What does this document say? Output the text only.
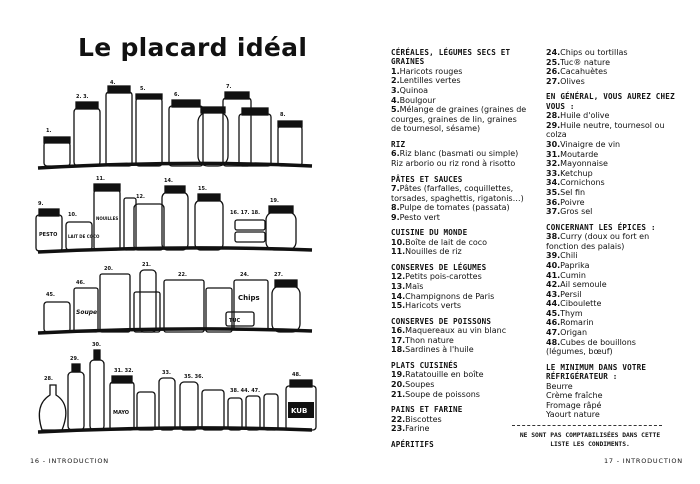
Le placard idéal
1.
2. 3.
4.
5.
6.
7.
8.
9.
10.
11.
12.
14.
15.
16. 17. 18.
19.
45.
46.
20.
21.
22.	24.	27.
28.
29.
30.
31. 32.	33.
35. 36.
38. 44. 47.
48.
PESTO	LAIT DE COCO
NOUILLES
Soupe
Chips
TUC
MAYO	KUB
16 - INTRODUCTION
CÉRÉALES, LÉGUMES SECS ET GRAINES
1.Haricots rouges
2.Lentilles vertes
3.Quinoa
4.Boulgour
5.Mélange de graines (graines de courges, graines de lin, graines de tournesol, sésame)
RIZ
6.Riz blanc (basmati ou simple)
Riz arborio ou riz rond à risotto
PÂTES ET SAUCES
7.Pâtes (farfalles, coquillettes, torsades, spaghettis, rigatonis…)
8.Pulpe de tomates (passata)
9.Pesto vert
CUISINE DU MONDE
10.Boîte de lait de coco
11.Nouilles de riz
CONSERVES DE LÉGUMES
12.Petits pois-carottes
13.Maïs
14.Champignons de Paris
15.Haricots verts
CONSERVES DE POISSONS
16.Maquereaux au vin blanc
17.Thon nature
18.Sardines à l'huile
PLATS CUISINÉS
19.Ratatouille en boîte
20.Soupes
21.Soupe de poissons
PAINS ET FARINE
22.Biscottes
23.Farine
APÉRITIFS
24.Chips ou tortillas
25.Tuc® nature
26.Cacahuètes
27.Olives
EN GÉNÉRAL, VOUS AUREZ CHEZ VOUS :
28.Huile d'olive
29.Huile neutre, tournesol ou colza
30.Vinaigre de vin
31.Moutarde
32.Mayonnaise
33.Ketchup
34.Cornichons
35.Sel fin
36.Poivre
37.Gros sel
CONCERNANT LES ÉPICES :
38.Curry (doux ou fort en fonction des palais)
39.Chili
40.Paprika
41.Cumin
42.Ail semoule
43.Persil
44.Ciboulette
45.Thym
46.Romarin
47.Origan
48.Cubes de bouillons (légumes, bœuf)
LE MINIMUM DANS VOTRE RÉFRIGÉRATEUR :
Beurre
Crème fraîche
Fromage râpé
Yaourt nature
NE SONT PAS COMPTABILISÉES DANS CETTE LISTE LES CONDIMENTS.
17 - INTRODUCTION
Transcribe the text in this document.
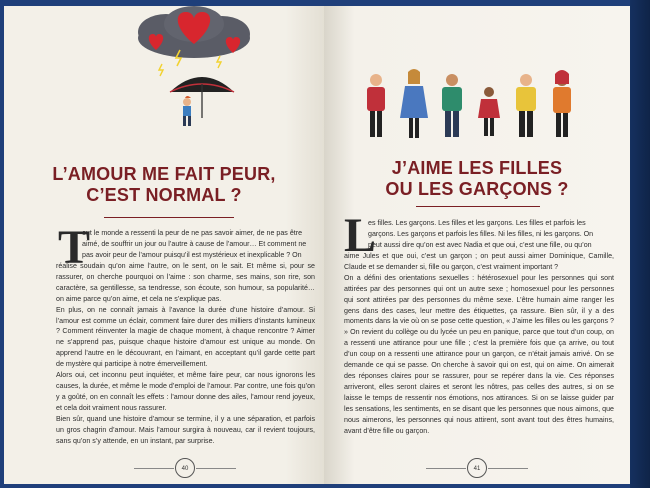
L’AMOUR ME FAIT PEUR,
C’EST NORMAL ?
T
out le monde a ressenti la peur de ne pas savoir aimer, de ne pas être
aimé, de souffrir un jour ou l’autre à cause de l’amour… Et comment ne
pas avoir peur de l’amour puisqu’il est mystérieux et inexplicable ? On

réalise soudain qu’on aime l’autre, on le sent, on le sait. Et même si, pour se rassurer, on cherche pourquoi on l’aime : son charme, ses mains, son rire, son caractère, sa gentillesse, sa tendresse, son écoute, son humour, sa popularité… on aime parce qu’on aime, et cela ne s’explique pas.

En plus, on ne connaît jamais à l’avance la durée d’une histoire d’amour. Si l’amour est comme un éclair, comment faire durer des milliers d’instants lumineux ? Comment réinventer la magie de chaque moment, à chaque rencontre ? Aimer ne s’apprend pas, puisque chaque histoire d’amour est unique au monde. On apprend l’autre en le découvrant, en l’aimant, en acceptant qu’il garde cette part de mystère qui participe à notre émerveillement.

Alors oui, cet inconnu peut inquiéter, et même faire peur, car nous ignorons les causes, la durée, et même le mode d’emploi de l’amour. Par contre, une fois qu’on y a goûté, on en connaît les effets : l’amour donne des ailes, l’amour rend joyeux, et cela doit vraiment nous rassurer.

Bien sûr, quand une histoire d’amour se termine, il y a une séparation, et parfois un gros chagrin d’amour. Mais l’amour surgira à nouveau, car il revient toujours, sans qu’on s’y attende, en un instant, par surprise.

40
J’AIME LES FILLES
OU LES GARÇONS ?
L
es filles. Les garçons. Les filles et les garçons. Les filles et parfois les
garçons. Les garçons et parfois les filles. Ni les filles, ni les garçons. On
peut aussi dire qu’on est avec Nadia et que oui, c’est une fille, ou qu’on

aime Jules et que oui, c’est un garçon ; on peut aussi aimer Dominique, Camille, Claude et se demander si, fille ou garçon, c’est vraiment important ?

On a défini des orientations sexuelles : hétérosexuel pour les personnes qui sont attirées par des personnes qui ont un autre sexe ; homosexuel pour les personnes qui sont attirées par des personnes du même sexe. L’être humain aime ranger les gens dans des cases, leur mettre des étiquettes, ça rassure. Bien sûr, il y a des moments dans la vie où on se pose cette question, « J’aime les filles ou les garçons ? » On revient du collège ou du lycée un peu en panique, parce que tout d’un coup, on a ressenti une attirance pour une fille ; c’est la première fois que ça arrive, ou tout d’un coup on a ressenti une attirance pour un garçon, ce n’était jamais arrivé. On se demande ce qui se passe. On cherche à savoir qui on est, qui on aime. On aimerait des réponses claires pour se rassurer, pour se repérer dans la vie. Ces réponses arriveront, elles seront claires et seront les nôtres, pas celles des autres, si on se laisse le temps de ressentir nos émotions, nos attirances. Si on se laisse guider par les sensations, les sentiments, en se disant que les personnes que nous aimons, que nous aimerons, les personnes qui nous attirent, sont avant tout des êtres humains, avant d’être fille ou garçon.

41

+++++

Exact duplication of all the records is required; pictures are omitted from the copy.

-- EXPECTED ANSWER --
What does this document say? Output the text only.
Le placard idéal
1.
2. 3.
4.
5.
6.
7.
8.
9.
10.
11.
12.
14.
15.
16. 17. 18.
19.
45.
46.
20.
21.
22.	24.	27.
28.
29.
30.
31. 32.	33.
35. 36.
38. 44. 47.
48.
PESTO	LAIT DE COCO
NOUILLES
Soupe
Chips
TUC
MAYO	KUB
16 - INTRODUCTION
CÉRÉALES, LÉGUMES SECS ET GRAINES
1.Haricots rouges
2.Lentilles vertes
3.Quinoa
4.Boulgour
5.Mélange de graines (graines de courges, graines de lin, graines de tournesol, sésame)
RIZ
6.Riz blanc (basmati ou simple)
Riz arborio ou riz rond à risotto
PÂTES ET SAUCES
7.Pâtes (farfalles, coquillettes, torsades, spaghettis, rigatonis…)
8.Pulpe de tomates (passata)
9.Pesto vert
CUISINE DU MONDE
10.Boîte de lait de coco
11.Nouilles de riz
CONSERVES DE LÉGUMES
12.Petits pois-carottes
13.Maïs
14.Champignons de Paris
15.Haricots verts
CONSERVES DE POISSONS
16.Maquereaux au vin blanc
17.Thon nature
18.Sardines à l'huile
PLATS CUISINÉS
19.Ratatouille en boîte
20.Soupes
21.Soupe de poissons
PAINS ET FARINE
22.Biscottes
23.Farine
APÉRITIFS
24.Chips ou tortillas
25.Tuc® nature
26.Cacahuètes
27.Olives
EN GÉNÉRAL, VOUS AUREZ CHEZ VOUS :
28.Huile d'olive
29.Huile neutre, tournesol ou colza
30.Vinaigre de vin
31.Moutarde
32.Mayonnaise
33.Ketchup
34.Cornichons
35.Sel fin
36.Poivre
37.Gros sel
CONCERNANT LES ÉPICES :
38.Curry (doux ou fort en fonction des palais)
39.Chili
40.Paprika
41.Cumin
42.Ail semoule
43.Persil
44.Ciboulette
45.Thym
46.Romarin
47.Origan
48.Cubes de bouillons (légumes, bœuf)
LE MINIMUM DANS VOTRE RÉFRIGÉRATEUR :
Beurre
Crème fraîche
Fromage râpé
Yaourt nature
NE SONT PAS COMPTABILISÉES DANS CETTE LISTE LES CONDIMENTS.
17 - INTRODUCTION
Transcribe the text in this document.
L’AMOUR ME FAIT PEUR,
C’EST NORMAL ?
T
out le monde a ressenti la peur de ne pas savoir aimer, de ne pas être
aimé, de souffrir un jour ou l’autre à cause de l’amour… Et comment ne
pas avoir peur de l’amour puisqu’il est mystérieux et inexplicable ? On

réalise soudain qu’on aime l’autre, on le sent, on le sait. Et même si, pour se rassurer, on cherche pourquoi on l’aime : son charme, ses mains, son rire, son caractère, sa gentillesse, sa tendresse, son écoute, son humour, sa popularité… on aime parce qu’on aime, et cela ne s’explique pas.

En plus, on ne connaît jamais à l’avance la durée d’une histoire d’amour. Si l’amour est comme un éclair, comment faire durer des milliers d’instants lumineux ? Comment réinventer la magie de chaque moment, à chaque rencontre ? Aimer ne s’apprend pas, puisque chaque histoire d’amour est unique au monde. On apprend l’autre en le découvrant, en l’aimant, en acceptant qu’il garde cette part de mystère qui participe à notre émerveillement.

Alors oui, cet inconnu peut inquiéter, et même faire peur, car nous ignorons les causes, la durée, et même le mode d’emploi de l’amour. Par contre, une fois qu’on y a goûté, on en connaît les effets : l’amour donne des ailes, l’amour rend joyeux, et cela doit vraiment nous rassurer.

Bien sûr, quand une histoire d’amour se termine, il y a une séparation, et parfois un gros chagrin d’amour. Mais l’amour surgira à nouveau, car il revient toujours, sans qu’on s’y attende, en un instant, par surprise.

40
J’AIME LES FILLES
OU LES GARÇONS ?
L
es filles. Les garçons. Les filles et les garçons. Les filles et parfois les
garçons. Les garçons et parfois les filles. Ni les filles, ni les garçons. On
peut aussi dire qu’on est avec Nadia et que oui, c’est une fille, ou qu’on

aime Jules et que oui, c’est un garçon ; on peut aussi aimer Dominique, Camille, Claude et se demander si, fille ou garçon, c’est vraiment important ?

On a défini des orientations sexuelles : hétérosexuel pour les personnes qui sont attirées par des personnes qui ont un autre sexe ; homosexuel pour les personnes qui sont attirées par des personnes du même sexe. L’être humain aime ranger les gens dans des cases, leur mettre des étiquettes, ça rassure. Bien sûr, il y a des moments dans la vie où on se pose cette question, « J’aime les filles ou les garçons ? » On revient du collège ou du lycée un peu en panique, parce que tout d’un coup, on a ressenti une attirance pour une fille ; c’est la première fois que ça arrive, ou tout d’un coup on a ressenti une attirance pour un garçon, ce n’était jamais arrivé. On se demande ce qui se passe. On cherche à savoir qui on est, qui on aime. On aimerait des réponses claires pour se rassurer, pour se repérer dans la vie. Ces réponses arriveront, elles seront claires et seront les nôtres, pas celles des autres, si on se laisse le temps de ressentir nos émotions, nos attirances. Si on se laisse guider par les sensations, les sentiments, en se disant que les personnes que nous aimons, que nous aimerons, les personnes qui nous attirent, sont avant tout des êtres humains, avant d’être fille ou garçon.

41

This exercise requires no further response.